_Exercise description_
Select from the records below every line that has the word "help" in it.

_Input for this task_
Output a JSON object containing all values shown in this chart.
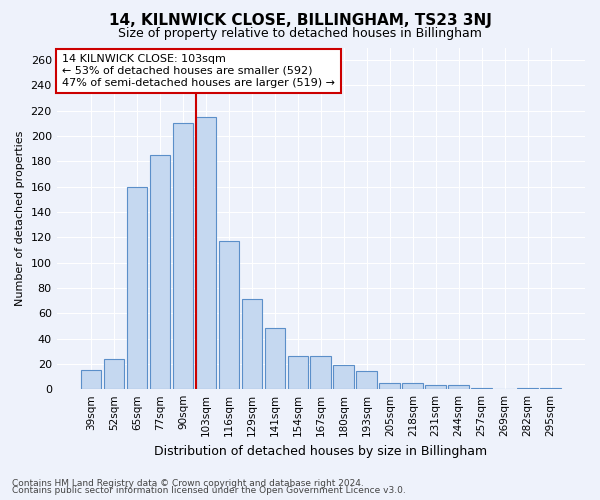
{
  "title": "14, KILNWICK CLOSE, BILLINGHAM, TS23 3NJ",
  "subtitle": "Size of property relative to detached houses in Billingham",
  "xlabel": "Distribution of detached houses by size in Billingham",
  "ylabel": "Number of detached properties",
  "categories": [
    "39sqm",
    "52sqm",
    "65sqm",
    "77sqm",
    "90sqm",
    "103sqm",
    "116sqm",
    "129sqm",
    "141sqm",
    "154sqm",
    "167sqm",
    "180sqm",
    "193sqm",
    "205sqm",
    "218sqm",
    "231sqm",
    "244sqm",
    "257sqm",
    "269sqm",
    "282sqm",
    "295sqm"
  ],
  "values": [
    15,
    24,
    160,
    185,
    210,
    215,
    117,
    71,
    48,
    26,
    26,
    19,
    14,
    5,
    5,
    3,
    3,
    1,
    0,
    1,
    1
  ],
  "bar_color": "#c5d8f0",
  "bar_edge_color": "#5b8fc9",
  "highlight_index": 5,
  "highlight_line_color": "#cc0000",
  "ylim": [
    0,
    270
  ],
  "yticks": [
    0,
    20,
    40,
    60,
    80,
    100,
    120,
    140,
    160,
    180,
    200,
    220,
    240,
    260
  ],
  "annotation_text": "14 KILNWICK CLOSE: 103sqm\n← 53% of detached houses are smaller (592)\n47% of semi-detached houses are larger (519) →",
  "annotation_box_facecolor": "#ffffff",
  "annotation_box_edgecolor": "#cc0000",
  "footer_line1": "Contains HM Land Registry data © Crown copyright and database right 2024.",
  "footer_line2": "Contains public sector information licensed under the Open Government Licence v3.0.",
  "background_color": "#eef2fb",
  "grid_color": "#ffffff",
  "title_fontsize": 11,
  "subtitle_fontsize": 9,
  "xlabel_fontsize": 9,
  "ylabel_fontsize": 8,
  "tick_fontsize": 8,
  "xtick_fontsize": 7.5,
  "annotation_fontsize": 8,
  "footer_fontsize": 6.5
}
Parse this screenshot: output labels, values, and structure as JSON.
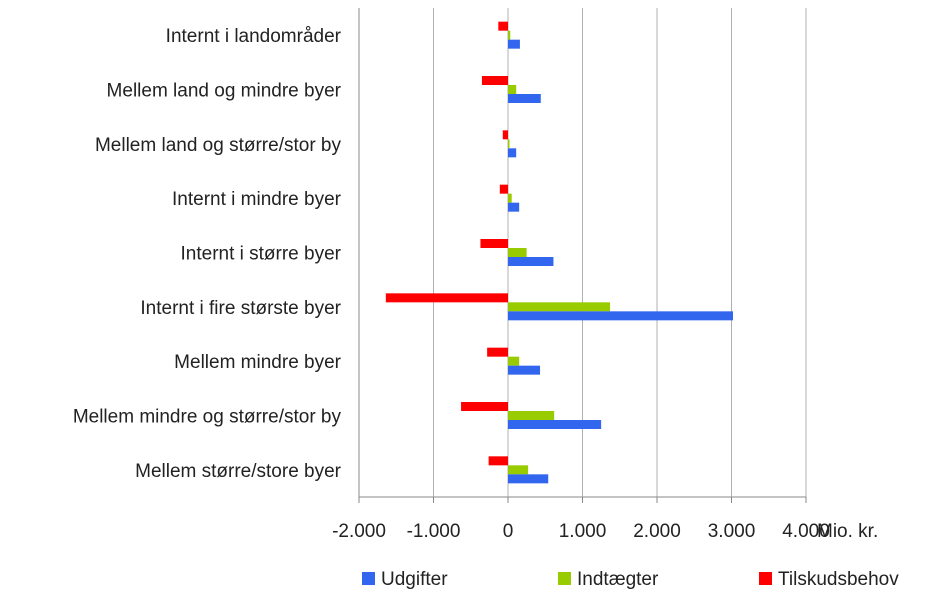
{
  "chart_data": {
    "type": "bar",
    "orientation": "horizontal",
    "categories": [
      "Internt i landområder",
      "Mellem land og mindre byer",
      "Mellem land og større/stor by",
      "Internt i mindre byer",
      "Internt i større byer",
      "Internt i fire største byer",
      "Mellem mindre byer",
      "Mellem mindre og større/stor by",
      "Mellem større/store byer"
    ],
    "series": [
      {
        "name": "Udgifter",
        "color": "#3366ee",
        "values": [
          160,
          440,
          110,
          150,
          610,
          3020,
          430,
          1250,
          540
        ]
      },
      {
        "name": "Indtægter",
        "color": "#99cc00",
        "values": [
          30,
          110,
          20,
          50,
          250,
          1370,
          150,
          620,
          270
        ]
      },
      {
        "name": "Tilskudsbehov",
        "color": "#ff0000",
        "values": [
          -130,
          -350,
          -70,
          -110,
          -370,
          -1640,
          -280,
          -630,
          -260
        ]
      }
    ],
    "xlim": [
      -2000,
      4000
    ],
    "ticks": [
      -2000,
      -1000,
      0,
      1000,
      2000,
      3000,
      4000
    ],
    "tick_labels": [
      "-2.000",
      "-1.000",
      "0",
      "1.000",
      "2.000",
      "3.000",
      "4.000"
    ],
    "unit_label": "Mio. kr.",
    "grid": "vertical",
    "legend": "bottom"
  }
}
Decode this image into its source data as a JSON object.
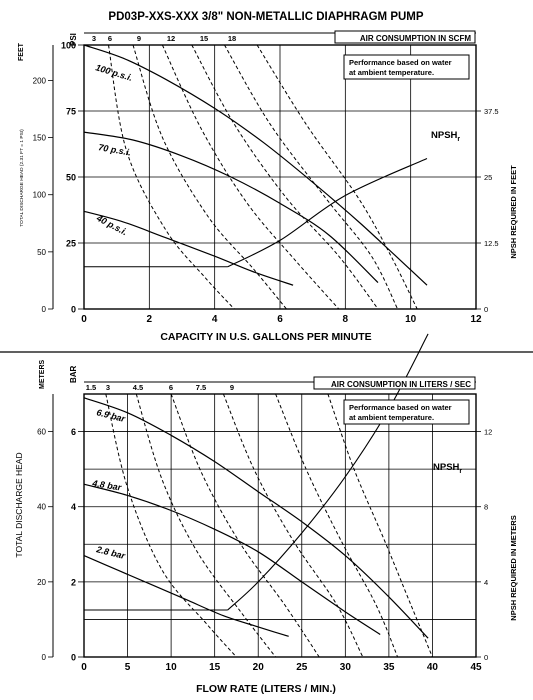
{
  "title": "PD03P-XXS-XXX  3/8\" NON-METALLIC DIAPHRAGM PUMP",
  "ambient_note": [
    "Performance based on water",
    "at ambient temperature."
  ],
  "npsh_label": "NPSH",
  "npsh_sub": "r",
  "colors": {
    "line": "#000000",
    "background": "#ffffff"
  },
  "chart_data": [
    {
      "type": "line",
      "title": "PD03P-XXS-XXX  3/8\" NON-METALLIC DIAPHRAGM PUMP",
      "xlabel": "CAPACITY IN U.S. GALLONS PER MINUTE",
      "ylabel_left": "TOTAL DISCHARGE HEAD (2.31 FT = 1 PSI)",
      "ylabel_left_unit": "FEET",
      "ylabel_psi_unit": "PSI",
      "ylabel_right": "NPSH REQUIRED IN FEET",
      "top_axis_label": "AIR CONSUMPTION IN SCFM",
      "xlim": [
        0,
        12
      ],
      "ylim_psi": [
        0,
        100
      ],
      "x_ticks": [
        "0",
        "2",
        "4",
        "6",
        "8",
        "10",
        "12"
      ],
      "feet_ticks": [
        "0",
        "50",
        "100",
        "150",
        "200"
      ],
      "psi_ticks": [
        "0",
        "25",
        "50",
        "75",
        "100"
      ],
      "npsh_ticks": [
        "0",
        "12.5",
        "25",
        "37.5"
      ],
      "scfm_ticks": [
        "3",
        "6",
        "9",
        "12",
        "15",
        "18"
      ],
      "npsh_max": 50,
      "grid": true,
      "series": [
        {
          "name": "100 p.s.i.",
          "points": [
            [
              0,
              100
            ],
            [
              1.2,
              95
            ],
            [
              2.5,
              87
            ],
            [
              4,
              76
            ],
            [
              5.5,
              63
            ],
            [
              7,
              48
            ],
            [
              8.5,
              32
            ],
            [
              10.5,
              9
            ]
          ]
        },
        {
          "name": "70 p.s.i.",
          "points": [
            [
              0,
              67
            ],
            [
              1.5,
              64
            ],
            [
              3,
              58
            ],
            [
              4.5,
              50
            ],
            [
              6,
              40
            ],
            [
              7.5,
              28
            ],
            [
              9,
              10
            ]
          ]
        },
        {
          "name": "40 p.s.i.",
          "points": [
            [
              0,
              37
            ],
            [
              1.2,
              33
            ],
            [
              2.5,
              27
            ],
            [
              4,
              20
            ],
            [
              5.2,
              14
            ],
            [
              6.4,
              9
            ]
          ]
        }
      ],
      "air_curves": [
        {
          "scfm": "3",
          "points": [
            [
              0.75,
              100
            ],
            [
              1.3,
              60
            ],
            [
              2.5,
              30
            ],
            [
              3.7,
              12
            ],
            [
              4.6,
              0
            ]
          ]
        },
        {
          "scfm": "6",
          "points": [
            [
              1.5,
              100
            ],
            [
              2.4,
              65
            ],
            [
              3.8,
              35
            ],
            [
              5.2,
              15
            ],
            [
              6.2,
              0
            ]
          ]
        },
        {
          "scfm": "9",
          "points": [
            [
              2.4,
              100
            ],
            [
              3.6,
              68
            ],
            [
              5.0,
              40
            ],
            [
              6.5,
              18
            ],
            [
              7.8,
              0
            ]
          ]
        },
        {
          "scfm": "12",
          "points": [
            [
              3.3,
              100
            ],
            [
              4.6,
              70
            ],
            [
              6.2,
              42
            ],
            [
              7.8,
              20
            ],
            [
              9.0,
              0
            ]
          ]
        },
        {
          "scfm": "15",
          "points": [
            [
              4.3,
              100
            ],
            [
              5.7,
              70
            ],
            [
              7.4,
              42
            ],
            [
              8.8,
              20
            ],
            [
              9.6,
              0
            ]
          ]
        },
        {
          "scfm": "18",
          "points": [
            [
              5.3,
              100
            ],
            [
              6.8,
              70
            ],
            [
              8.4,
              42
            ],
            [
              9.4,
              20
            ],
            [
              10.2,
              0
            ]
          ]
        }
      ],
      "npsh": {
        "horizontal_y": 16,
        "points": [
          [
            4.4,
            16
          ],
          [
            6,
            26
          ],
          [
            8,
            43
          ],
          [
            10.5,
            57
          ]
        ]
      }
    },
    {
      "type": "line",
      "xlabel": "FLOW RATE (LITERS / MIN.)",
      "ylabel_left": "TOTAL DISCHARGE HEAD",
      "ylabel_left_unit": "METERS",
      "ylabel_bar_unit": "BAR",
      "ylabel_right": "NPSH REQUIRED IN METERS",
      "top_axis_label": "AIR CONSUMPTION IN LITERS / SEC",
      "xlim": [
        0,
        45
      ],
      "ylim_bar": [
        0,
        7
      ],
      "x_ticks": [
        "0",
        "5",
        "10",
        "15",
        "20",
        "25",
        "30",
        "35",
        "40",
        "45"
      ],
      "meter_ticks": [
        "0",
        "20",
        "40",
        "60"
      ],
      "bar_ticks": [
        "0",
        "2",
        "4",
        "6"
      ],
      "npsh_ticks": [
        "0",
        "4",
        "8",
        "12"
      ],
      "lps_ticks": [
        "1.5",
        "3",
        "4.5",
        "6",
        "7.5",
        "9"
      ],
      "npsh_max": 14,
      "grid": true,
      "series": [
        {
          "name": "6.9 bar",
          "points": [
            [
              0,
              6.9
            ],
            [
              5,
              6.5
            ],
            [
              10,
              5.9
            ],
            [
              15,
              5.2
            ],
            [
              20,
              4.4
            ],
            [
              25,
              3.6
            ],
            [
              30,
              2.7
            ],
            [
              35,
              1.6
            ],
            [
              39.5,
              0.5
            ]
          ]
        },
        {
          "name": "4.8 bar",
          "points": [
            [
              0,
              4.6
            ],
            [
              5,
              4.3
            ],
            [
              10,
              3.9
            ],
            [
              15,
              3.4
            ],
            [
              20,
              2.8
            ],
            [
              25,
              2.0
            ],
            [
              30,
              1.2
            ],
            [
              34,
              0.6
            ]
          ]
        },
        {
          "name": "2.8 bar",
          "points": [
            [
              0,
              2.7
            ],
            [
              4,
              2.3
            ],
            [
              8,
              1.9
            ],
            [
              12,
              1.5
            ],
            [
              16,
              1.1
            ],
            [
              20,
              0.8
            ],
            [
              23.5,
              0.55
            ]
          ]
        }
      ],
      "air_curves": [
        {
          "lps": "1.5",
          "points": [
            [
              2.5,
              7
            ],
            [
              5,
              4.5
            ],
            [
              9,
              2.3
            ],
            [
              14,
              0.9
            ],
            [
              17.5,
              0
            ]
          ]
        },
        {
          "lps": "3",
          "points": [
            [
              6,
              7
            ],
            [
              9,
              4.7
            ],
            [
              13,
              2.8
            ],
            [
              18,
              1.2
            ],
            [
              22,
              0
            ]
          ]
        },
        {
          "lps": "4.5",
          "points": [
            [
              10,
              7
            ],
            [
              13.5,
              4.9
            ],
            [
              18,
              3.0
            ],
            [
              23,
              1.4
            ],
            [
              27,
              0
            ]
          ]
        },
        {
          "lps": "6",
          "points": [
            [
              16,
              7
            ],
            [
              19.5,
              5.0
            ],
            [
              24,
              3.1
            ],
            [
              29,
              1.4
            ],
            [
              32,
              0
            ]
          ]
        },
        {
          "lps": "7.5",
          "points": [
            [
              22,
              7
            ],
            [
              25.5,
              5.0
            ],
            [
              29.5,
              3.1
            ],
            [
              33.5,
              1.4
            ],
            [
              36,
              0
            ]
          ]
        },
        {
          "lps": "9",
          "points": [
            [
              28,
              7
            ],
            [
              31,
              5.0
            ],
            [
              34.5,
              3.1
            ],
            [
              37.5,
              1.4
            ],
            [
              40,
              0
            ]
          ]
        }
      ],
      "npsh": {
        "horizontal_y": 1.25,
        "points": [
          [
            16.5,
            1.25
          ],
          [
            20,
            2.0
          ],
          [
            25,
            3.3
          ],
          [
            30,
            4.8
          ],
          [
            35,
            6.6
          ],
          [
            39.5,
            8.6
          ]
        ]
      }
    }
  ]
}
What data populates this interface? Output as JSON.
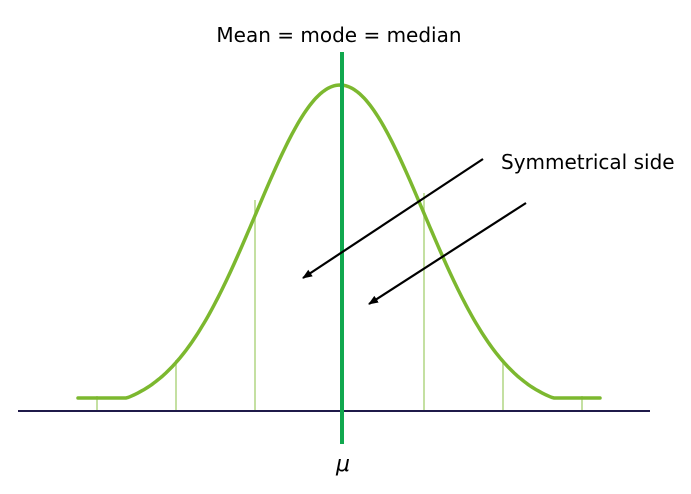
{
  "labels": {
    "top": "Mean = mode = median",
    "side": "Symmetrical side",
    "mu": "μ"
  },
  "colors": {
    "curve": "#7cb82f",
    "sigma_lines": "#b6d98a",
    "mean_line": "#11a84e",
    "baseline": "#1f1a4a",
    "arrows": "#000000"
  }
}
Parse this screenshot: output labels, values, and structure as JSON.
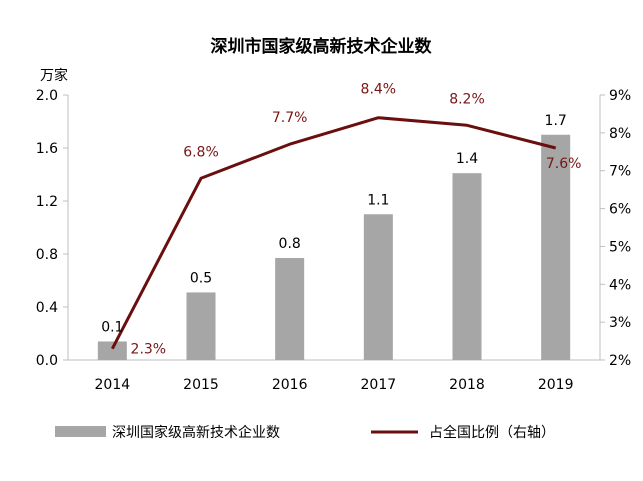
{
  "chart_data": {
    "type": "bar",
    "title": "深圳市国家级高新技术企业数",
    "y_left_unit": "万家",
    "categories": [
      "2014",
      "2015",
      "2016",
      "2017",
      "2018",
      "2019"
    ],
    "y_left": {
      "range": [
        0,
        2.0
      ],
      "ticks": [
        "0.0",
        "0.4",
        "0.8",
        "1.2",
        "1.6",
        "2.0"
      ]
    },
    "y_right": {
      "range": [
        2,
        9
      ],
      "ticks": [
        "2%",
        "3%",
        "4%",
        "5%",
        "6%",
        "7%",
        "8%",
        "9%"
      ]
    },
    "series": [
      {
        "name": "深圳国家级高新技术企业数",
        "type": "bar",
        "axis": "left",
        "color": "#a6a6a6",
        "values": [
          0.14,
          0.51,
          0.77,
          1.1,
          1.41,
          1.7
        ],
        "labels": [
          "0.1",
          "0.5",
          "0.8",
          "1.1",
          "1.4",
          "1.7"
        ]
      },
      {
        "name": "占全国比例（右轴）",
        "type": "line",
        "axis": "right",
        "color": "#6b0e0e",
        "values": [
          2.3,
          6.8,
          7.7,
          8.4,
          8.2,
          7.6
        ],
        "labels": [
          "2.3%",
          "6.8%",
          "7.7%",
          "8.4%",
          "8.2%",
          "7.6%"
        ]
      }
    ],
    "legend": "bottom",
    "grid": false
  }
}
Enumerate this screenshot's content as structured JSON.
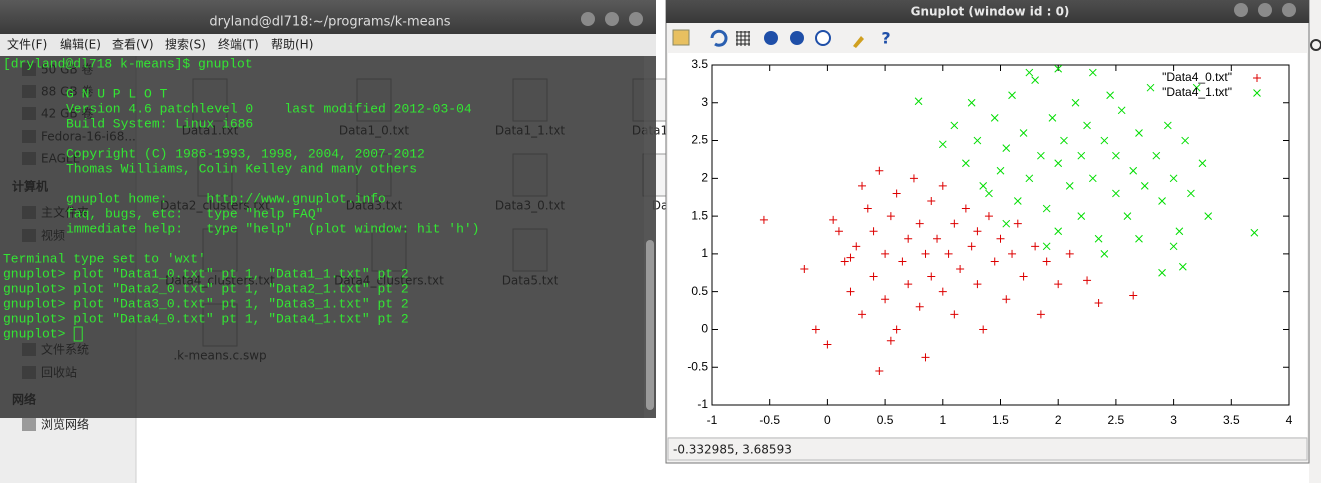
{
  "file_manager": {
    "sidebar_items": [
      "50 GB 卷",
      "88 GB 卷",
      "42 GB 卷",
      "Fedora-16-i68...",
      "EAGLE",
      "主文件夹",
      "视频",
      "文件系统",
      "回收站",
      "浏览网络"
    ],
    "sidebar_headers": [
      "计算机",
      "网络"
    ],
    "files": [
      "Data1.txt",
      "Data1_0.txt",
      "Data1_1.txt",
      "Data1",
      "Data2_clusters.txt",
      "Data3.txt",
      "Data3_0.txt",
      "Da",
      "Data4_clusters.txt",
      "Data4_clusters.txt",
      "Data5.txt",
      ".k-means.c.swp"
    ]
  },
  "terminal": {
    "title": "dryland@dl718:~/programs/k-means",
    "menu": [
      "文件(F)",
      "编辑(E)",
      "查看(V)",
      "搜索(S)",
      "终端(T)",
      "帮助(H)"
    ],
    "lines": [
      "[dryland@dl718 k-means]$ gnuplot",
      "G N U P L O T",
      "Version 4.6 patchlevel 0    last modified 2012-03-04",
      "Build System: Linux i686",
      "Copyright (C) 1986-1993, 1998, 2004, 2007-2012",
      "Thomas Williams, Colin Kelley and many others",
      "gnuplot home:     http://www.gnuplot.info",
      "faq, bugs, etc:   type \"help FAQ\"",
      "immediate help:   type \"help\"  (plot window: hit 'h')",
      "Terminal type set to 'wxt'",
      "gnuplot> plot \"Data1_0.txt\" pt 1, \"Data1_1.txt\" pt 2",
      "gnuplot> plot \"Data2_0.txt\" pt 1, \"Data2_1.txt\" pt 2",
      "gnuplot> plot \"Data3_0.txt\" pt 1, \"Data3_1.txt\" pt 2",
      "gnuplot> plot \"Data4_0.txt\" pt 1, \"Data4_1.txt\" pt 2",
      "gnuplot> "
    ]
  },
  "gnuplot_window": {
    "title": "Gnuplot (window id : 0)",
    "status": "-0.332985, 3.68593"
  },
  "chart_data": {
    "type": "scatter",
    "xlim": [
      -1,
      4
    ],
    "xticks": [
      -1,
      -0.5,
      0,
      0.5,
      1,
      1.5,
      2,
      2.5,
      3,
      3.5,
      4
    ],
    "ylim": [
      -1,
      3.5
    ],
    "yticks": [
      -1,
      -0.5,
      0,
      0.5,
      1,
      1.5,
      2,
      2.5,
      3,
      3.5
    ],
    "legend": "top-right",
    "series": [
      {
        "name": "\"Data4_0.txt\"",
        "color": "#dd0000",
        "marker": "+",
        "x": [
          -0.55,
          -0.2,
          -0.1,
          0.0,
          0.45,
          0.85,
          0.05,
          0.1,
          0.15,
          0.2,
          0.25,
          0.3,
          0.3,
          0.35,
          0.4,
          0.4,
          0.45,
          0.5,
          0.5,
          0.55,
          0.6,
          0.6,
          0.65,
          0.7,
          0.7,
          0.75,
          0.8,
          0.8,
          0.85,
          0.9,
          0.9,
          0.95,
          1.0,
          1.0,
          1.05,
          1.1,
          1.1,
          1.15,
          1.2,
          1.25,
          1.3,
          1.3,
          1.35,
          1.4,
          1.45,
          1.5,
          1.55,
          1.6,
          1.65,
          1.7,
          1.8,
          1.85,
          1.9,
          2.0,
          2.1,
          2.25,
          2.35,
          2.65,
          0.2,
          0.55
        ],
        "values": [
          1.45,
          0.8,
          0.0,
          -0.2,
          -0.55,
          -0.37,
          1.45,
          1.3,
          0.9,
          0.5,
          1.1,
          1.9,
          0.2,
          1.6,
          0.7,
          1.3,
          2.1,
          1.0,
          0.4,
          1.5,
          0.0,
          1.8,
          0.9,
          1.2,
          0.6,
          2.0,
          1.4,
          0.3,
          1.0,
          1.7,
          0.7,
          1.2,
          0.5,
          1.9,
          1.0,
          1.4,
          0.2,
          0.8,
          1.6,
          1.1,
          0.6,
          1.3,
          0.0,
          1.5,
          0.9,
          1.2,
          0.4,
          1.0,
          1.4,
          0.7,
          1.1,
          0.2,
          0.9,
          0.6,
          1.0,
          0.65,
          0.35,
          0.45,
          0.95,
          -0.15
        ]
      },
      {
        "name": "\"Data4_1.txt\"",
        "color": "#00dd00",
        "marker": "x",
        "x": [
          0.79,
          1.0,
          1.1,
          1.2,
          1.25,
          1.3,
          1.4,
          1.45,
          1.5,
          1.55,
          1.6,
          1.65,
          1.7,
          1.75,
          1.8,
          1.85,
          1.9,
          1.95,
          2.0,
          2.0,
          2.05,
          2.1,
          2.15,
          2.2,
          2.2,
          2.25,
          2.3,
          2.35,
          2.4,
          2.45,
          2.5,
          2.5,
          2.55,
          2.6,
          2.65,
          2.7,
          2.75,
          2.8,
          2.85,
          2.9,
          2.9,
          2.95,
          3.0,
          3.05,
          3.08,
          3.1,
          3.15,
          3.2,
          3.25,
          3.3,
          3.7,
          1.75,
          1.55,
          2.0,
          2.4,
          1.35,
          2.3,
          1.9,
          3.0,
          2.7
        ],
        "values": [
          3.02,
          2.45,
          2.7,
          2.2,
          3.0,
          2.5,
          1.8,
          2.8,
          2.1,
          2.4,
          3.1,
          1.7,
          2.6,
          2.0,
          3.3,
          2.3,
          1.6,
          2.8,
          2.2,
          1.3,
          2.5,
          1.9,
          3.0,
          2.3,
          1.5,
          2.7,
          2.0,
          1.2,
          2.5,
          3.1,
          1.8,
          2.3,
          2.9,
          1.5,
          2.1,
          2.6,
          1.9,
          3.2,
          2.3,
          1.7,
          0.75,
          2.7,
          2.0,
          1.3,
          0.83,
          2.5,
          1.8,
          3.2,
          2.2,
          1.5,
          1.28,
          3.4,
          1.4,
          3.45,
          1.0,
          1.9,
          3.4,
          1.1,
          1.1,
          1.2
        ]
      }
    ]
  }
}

_Result for this exercise_
      "faq, bugs, etc:   type \"help FAQ\"",
      "immediate help:   type \"help\"  (plot window: hit 'h')",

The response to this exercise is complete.